**** Source material

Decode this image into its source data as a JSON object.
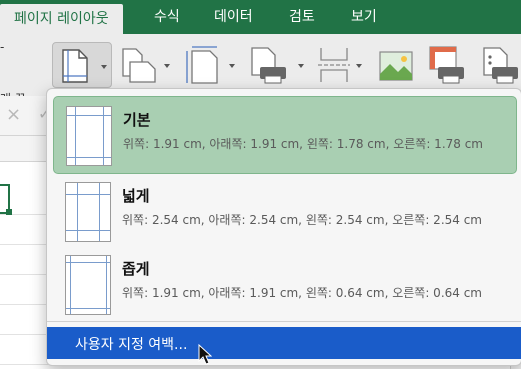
{
  "tabs": [
    "페이지 레이아웃",
    "수식",
    "데이터",
    "검토",
    "보기"
  ],
  "ribbon": {
    "left_fragment": "래 끌",
    "tool_icons": [
      "margins-icon",
      "orientation-icon",
      "size-icon",
      "print-area-icon",
      "breaks-icon",
      "background-icon",
      "print-titles-icon",
      "page-setup-icon"
    ]
  },
  "formula_bar": {
    "cancel_glyph": "×",
    "confirm_glyph": "✓"
  },
  "menu": {
    "items": [
      {
        "title": "기본",
        "desc": "위쪽: 1.91 cm, 아래쪽: 1.91 cm, 왼쪽: 1.78 cm, 오른쪽: 1.78 cm",
        "selected": true
      },
      {
        "title": "넓게",
        "desc": "위쪽: 2.54 cm, 아래쪽: 2.54 cm, 왼쪽: 2.54 cm, 오른쪽: 2.54 cm",
        "selected": false
      },
      {
        "title": "좁게",
        "desc": "위쪽: 1.91 cm, 아래쪽: 1.91 cm, 왼쪽: 0.64 cm, 오른쪽: 0.64 cm",
        "selected": false
      }
    ],
    "custom_label": "사용자 지정 여백..."
  },
  "colors": {
    "excel_green": "#217346",
    "selected_item": "#a9cfb2",
    "custom_highlight": "#1a5cc9"
  }
}
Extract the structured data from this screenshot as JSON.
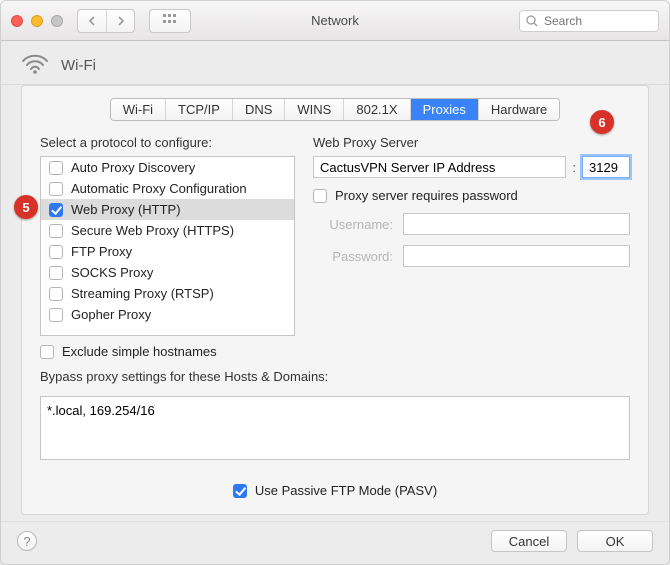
{
  "window": {
    "title": "Network",
    "search_placeholder": "Search"
  },
  "pane": {
    "name": "Wi-Fi"
  },
  "tabs": [
    "Wi-Fi",
    "TCP/IP",
    "DNS",
    "WINS",
    "802.1X",
    "Proxies",
    "Hardware"
  ],
  "active_tab": "Proxies",
  "protocol": {
    "heading": "Select a protocol to configure:",
    "items": [
      {
        "label": "Auto Proxy Discovery",
        "checked": false
      },
      {
        "label": "Automatic Proxy Configuration",
        "checked": false
      },
      {
        "label": "Web Proxy (HTTP)",
        "checked": true,
        "selected": true
      },
      {
        "label": "Secure Web Proxy (HTTPS)",
        "checked": false
      },
      {
        "label": "FTP Proxy",
        "checked": false
      },
      {
        "label": "SOCKS Proxy",
        "checked": false
      },
      {
        "label": "Streaming Proxy (RTSP)",
        "checked": false
      },
      {
        "label": "Gopher Proxy",
        "checked": false
      }
    ],
    "exclude_label": "Exclude simple hostnames",
    "exclude_checked": false
  },
  "proxy": {
    "heading": "Web Proxy Server",
    "host": "CactusVPN Server IP Address",
    "port": "3129",
    "requires_password_label": "Proxy server requires password",
    "requires_password_checked": false,
    "username_label": "Username:",
    "password_label": "Password:",
    "username": "",
    "password": ""
  },
  "bypass": {
    "heading": "Bypass proxy settings for these Hosts & Domains:",
    "value": "*.local, 169.254/16"
  },
  "pasv": {
    "label": "Use Passive FTP Mode (PASV)",
    "checked": true
  },
  "buttons": {
    "cancel": "Cancel",
    "ok": "OK"
  },
  "annotations": {
    "a5": "5",
    "a6": "6"
  }
}
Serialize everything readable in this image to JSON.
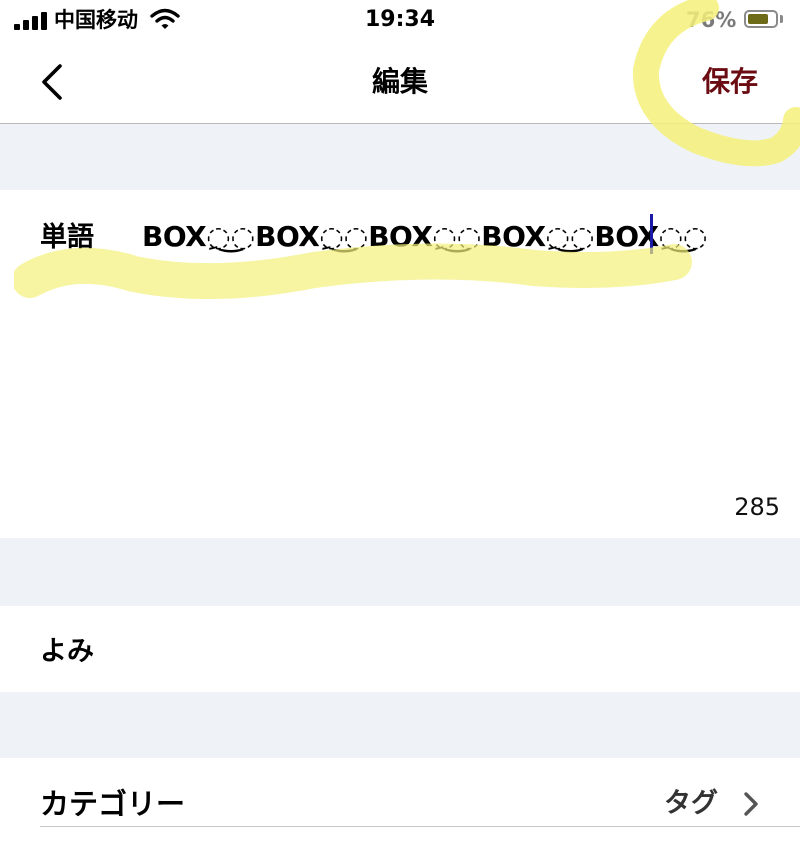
{
  "status_bar": {
    "carrier": "中国移动",
    "time": "19:34",
    "battery_percent": "76%",
    "battery_level": 0.76,
    "signal_icon": "signal-bars-icon",
    "wifi_icon": "wifi-icon",
    "battery_icon": "battery-icon"
  },
  "nav": {
    "title": "編集",
    "save_label": "保存",
    "back_icon": "chevron-left-icon"
  },
  "form": {
    "word_label": "単語",
    "word_value": "BOX◌ِ◌͜BOX◌ِ◌͜BOX◌ِ◌͜BOX◌ِ◌͜BOX◌ِ◌͜",
    "char_count": "285",
    "reading_label": "よみ",
    "category_label": "カテゴリー",
    "category_value": "タグ",
    "category_chevron_icon": "chevron-right-icon"
  },
  "colors": {
    "save_text": "#6b0c12",
    "highlighter": "#f4f17a",
    "section_gap": "#eff2f6",
    "caret": "#1a1aa6"
  }
}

********

● **Exercise directions**
Pull every line containing the word "image" out of the material.

● **Solution**
Decode this image into its source data as a JSON object.
Serialize everything readable in this image to JSON.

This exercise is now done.